> **Stated task**
Could you repeat, word for word, every line from the one containing "Parse this screenshot: output" through the final line of the records below, and nothing else?

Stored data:
- - -
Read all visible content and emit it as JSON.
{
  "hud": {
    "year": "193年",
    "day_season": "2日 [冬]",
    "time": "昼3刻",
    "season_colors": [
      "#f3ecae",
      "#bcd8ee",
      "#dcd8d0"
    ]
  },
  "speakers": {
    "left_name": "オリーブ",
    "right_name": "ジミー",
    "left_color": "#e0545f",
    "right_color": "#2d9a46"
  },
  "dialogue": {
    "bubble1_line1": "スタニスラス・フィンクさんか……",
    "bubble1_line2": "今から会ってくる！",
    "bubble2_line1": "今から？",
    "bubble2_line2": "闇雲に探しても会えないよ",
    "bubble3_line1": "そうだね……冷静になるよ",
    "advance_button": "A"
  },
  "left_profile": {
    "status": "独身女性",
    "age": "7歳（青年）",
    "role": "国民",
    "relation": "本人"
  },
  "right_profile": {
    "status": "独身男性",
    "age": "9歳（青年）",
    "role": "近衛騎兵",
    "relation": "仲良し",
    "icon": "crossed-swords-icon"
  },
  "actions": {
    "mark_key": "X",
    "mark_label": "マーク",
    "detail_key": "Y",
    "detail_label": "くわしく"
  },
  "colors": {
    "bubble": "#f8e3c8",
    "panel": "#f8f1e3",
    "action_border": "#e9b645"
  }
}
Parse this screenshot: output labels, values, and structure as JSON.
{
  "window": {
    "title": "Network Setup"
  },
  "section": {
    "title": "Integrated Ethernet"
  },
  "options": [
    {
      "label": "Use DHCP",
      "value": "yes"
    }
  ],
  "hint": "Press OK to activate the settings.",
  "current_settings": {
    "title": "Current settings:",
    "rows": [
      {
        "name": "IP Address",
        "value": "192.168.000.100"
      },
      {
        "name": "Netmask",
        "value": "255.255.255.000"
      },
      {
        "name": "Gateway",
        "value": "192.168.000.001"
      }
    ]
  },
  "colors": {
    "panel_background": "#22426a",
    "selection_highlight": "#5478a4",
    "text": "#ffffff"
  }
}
- - -
> **Output for this exercise**
Parse this screenshot: output labels, values, and structure as JSON.
{
  "window": {
    "title": "Network Setup"
  },
  "section": {
    "title": "Integrated Ethernet"
  },
  "options": [
    {
      "label": "Use DHCP",
      "value": "yes"
    }
  ],
  "hint": "Press OK to activate the settings.",
  "current_settings": {
    "title": "Current settings:",
    "rows": [
      {
        "name": "IP Address",
        "value": "192.168.000.100"
      },
      {
        "name": "Netmask",
        "value": "255.255.255.000"
      },
      {
        "name": "Gateway",
        "value": "192.168.000.001"
      }
    ]
  },
  "colors": {
    "panel_background": "#22426a",
    "selection_highlight": "#5478a4",
    "text": "#ffffff"
  }
}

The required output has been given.